Aim of the task — Transcribe the data in full and exactly, omitting any pictures.

----------

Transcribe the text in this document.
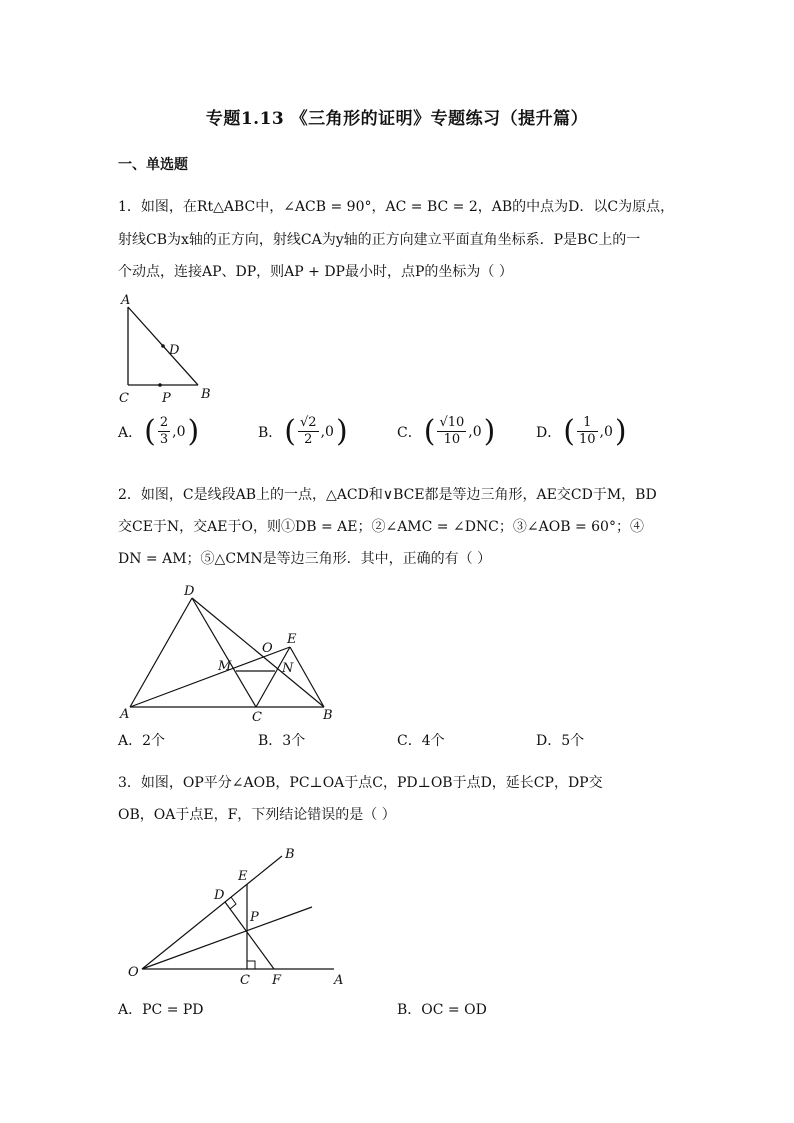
专题1.13 《三角形的证明》专题练习（提升篇）
一、单选题
1．如图，在Rt△ABC中，∠ACB = 90°，AC = BC = 2，AB的中点为D．以C为原点，
射线CB为x轴的正方向，射线CA为y轴的正方向建立平面直角坐标系．P是BC上的一
个动点，连接AP、DP，则AP + DP最小时，点P的坐标为（ ）
A
D
C	P B
A． ( $\frac{2}{3} ,0$ )	B． ( $\frac{√2}{2} ,0$ )	C． ( $\frac{√10}{10} ,0$ )	D． ( $\frac{1}{10} ,0$ )
2．如图，C是线段AB上的一点，△ACD和∨BCE都是等边三角形，AE交CD于M，BD
交CE于N，交AE于O，则①DB = AE；②∠AMC = ∠DNC；③∠AOB = 60°；④
DN = AM；⑤△CMN是等边三角形．其中，正确的有（ ）
D
E
O
M	N
A	C	B
A．2个	B．3个	C．4个	D．5个
3．如图，OP平分∠AOB，PC⊥OA于点C，PD⊥OB于点D，延长CP，DP交
OB，OA于点E，F，下列结论错误的是（ ）
B
E
D
P
O
C F	A
A．PC = PD	B．OC = OD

----------

Complete output —
Transcribe the text in this document.
专题1.13 《三角形的证明》专题练习（提升篇）
一、单选题
1．如图，在Rt△ABC中，∠ACB = 90°，AC = BC = 2，AB的中点为D．以C为原点，
射线CB为x轴的正方向，射线CA为y轴的正方向建立平面直角坐标系．P是BC上的一
个动点，连接AP、DP，则AP + DP最小时，点P的坐标为（ ）
A
D
C	P B
A． ( $\frac{2}{3} ,0$ )	B． ( $\frac{√2}{2} ,0$ )	C． ( $\frac{√10}{10} ,0$ )	D． ( $\frac{1}{10} ,0$ )
2．如图，C是线段AB上的一点，△ACD和∨BCE都是等边三角形，AE交CD于M，BD
交CE于N，交AE于O，则①DB = AE；②∠AMC = ∠DNC；③∠AOB = 60°；④
DN = AM；⑤△CMN是等边三角形．其中，正确的有（ ）
D
E
O
M	N
A	C	B
A．2个	B．3个	C．4个	D．5个
3．如图，OP平分∠AOB，PC⊥OA于点C，PD⊥OB于点D，延长CP，DP交
OB，OA于点E，F，下列结论错误的是（ ）
B
E
D
P
O
C F	A
A．PC = PD	B．OC = OD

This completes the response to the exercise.